-- START OF TASK INPUT --

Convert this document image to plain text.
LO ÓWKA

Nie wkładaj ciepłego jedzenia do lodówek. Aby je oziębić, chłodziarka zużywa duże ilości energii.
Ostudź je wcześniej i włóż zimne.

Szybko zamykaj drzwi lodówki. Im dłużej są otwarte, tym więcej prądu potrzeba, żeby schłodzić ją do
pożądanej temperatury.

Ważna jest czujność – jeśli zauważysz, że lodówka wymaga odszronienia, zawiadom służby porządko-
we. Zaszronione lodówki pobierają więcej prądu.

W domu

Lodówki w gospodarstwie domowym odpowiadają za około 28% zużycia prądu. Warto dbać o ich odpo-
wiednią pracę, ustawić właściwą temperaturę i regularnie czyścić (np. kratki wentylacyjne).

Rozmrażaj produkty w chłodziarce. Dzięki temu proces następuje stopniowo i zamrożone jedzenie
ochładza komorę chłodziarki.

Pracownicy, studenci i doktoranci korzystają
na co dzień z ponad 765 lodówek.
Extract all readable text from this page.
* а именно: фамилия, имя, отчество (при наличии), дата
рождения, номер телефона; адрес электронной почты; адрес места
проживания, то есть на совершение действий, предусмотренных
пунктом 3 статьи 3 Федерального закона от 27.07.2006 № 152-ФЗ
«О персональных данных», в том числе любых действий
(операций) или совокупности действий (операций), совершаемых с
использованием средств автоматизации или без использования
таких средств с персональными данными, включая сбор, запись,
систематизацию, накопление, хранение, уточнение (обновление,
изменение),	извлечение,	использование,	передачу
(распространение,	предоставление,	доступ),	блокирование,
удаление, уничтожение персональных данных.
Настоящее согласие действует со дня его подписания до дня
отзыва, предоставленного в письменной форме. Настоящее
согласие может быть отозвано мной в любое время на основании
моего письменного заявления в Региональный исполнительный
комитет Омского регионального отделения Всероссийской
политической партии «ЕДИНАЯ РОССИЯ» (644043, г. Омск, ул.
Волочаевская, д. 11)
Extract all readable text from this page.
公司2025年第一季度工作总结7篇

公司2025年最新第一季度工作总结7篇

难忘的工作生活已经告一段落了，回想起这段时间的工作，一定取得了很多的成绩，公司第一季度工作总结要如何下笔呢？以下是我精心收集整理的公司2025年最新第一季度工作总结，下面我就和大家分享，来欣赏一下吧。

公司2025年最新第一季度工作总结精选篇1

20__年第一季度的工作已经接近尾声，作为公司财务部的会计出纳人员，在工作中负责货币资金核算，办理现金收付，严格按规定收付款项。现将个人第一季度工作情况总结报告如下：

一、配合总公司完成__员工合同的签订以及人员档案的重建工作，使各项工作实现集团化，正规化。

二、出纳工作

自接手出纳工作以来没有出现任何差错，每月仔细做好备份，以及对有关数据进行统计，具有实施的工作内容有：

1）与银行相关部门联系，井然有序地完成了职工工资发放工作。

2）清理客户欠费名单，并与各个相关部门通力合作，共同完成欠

-- END OF TASK INPUT --

Among the records above, how many lines carry the string "więcej"? Reply with the number alone.

2